=== EXTRAIT CHOISI ===
——————————

Hommage retentissant

Au lendemain du décès subit de Jacques Chessex, le ministre de la culture a salué «un remarquable explorateur des parties obscures de l’être humain confronté à l’histoire ou à des passions extraordinaires».

Le gouvernement vaudois et le monde culturel romand ont également rendu hommage à l’écrivain vaudois.

«Un géant disparaît», «L’ogre de Ropraz est parti chez les anges», «Mort d’un ogre des lettres», «Ecrivain hors normes, personnage forcené», «Jacques Chessex a rendu dernier souffle au milieu des livres», la presse romande de samedi se dispute les hommages les plus ardents.

La Liberté de Fribourg résume bien l’état d’esprit de ses admirateurs: «Quel plus bel endroit pour vivre ses derniers instants qu’entouré de livres, ceux que Jacques Chessex chérissait tellement, lui qui a pu vivre de sa passion et devenir le formidable écrivain qu’il a été?»

Ecrivain fertile

L’écrivain vaudois, dont le premier livre est paru en 1954, laisse à la postérité plusieurs dizaines d’ouvrages. Il était le seul Suisse à avoir obtenu le prix Goncourt en 1973 pour L’Ogre.

Traduit en plusieurs langues et porté à l’écran par Simon Edelstein en 1986, ce livre a suscité la controverse, comme La confession du pasteur Burg dix ans plus tôt. En 1992, Jean-Jacques Lagrange avait tourné cet ouvrage pour la télévision. Cette oeuvre et son adaptation scénique étaient justement le thème de la conférence de vendredi.

Empreinte d’accents autobiographiques, l’oeuvre romanesque de Jacques Chessex présente des personnages sensuels, rongés de culpabilité et fascinés par la mort.

En février dernier, il a publié Un Juif pour l’exemple (32’000 exemplaires). Retraçant l’assassinat, par des militants nazis, du commerçant juif Arthur Bloch à Payerne en 1942, ce livre a suscité la polémique l’hiver dernier dans la cité vaudoise.

L’être est unique

Il avait récemment expliqué, en parlant de la mort: «Je ne crois pas à la réincarnation, l’être est unique, son destin est unique. Après la mort nous serons réunis dans un lieu indicible où les âmes se parlent et se voient dans la lumière. La mort nous délivre, nous donne une autre vie sans le tourment du péché originel.»

Jacques Chessex avait indiqué que son prochain roman était inspiré de l’incroyable destin du crâne du marquis de Sade. L’ouvrage, s’il est achevé, devrait sortir en janvier.

Membre du jury du prix Médicis, l’écrivain avait enseigné le français au Gymnase de la Cité, à Lausanne, marquant des générations d’étudiants. Il a reçu de nombreuses distinctions, dont le prix Schiller, le prix Alpes-Jura, le Grand Prix du rayonnement français de l’Académie française, le Ruban de la Francophonie et, en 1999, le Grand Prix du langage français.

——————————

=== MATÉRIEL EXTRAIT ===
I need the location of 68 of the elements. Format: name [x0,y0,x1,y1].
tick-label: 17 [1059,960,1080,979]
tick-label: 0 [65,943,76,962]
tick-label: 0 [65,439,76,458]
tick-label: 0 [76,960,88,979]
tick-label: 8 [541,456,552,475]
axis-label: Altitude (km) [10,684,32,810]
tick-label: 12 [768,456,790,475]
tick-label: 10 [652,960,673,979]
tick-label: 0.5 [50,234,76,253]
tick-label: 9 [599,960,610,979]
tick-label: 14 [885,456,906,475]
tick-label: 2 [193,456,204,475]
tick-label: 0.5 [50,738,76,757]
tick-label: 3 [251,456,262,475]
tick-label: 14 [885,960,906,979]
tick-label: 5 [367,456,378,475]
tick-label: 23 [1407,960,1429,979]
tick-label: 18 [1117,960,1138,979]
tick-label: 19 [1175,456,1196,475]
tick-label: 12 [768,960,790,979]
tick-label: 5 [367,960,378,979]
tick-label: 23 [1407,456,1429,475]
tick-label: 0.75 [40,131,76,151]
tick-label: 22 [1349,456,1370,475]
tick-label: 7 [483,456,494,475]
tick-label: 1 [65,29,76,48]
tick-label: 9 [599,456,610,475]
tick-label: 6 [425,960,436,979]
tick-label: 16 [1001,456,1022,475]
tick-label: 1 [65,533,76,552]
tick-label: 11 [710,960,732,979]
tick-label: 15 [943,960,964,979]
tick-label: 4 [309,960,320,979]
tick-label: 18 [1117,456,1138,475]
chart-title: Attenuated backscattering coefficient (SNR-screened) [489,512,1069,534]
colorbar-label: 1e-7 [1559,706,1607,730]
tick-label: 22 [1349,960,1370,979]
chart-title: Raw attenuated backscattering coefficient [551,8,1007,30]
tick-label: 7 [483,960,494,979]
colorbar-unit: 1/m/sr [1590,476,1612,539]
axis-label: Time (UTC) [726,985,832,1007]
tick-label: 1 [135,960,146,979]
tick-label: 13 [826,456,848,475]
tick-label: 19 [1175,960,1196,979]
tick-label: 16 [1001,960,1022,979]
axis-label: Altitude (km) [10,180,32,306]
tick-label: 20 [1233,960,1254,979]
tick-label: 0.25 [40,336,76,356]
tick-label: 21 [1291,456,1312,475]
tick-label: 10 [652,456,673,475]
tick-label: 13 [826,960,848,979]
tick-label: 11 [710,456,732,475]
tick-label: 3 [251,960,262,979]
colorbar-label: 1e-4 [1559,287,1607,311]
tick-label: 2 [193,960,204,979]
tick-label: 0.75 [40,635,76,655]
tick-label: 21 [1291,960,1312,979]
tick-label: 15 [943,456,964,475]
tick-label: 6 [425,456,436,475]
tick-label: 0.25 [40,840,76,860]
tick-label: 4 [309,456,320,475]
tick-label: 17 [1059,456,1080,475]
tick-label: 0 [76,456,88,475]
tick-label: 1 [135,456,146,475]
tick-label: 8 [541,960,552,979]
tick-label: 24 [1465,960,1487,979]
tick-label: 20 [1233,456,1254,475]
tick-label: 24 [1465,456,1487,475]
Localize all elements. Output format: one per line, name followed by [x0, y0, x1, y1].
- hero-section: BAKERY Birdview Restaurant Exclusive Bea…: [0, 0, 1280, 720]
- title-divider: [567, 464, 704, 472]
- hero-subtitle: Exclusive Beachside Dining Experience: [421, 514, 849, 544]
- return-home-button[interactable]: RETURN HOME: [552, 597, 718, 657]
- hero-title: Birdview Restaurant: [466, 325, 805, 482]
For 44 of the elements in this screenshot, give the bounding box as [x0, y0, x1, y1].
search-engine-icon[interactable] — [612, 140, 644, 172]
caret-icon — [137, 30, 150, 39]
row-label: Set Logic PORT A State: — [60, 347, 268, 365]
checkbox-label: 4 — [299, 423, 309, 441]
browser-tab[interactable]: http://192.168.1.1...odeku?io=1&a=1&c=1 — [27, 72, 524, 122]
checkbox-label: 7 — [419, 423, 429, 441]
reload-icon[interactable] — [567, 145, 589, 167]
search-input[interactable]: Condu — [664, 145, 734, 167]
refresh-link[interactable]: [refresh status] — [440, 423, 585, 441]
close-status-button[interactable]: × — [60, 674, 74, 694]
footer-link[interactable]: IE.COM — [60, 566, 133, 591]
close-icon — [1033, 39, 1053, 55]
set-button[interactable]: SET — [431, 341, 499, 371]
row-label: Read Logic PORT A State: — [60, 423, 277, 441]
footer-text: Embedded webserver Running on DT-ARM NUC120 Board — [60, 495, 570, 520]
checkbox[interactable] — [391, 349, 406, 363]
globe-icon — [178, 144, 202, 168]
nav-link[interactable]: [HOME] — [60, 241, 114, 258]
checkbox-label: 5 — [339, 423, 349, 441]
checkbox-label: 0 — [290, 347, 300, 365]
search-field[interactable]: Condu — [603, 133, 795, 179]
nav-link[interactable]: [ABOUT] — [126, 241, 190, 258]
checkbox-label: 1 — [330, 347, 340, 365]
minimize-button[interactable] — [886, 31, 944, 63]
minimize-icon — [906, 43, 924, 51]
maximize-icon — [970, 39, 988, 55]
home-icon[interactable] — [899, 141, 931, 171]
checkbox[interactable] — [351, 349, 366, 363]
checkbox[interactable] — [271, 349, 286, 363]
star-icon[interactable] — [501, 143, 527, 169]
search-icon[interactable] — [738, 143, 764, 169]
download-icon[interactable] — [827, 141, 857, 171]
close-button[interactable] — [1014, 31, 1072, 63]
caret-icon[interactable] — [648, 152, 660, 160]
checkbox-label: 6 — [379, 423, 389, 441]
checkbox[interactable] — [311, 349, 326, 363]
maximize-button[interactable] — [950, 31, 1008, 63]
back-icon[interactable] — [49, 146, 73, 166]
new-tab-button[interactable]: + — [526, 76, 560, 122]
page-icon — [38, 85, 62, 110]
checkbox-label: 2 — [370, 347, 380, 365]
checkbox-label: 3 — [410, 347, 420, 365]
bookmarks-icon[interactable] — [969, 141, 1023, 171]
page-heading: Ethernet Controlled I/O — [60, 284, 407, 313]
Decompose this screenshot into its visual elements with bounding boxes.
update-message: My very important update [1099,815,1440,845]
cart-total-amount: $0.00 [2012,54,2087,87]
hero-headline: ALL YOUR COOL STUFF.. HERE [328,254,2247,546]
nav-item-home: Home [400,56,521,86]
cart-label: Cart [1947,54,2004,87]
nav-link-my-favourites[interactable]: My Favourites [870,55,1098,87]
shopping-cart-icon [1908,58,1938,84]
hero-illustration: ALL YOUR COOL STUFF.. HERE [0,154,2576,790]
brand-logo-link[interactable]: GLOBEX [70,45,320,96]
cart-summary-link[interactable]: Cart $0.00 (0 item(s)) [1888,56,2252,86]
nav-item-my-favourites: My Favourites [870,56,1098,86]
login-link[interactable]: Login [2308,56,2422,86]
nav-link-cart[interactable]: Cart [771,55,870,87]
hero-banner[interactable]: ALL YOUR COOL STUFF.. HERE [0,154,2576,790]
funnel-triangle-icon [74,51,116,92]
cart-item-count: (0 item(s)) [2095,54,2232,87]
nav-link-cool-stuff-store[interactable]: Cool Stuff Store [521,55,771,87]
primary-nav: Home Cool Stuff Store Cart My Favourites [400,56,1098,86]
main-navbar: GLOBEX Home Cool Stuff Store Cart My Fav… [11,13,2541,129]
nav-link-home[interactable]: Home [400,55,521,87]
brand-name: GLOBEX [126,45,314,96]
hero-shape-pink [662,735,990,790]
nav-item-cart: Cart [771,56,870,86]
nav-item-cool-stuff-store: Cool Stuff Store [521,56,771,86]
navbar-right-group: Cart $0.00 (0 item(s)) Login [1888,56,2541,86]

——————————

=== TÂCHES À RÉALISER ===
- a) D'après l'extrait sur Jacques Chessex, en quelle année son premier livre a-t-il paru ?
- b) Prolongez l'extrait sur Jacques Chessex au-delà de sa dernière phrase.

=== TÂCHES CORRIGÉES ===
- a) En 1954.

- b)
Projets en cours

Egalement peintre, il était attendu ce samedi dans une galerie de Soleure pour le vernissage d’une exposition de 60 de ses oeuvres.

Par ailleurs, le réalisateur Francis Reusser a annoncé samedi qu’il a appris il y a deux jours qu’il allait pouvoir porter à l’écran La Trinité, roman de Jacques Chessex paru en 1992. Un projet que le cinéaste vaudois mûrit depuis cinq ans. «Je viens de rentrer de Paris et j’allais envoyer un petit mot à Jacques pour lui dire que ce projet allait se faire», a-t-il indiqué, précisant que le film serait tourné l’année prochaine.

L’oeuvre de Jacques Chessex n’a que peu été mise en images. Mais ce dernier avait également révélé récemment l’adaptation cinématogrphique de Un Juif pour l’exemple par Lionel Baier. «Ce sera un projet de longue haleine, a indiqué samedi le cinéaste vaudois. Il va se réaliser mais je ne sais pas encore comment.»

Le corps de l’écrivain repose en la chapelle St-Roch à Lausanne depuis samedi matin. La date des obsèques sera annoncée dimanche.

swissinfo.ch et les agences

Né à Payerne en 1934, il suit sa scolarité à Fribourg, puis des études de lettres à Lausanne.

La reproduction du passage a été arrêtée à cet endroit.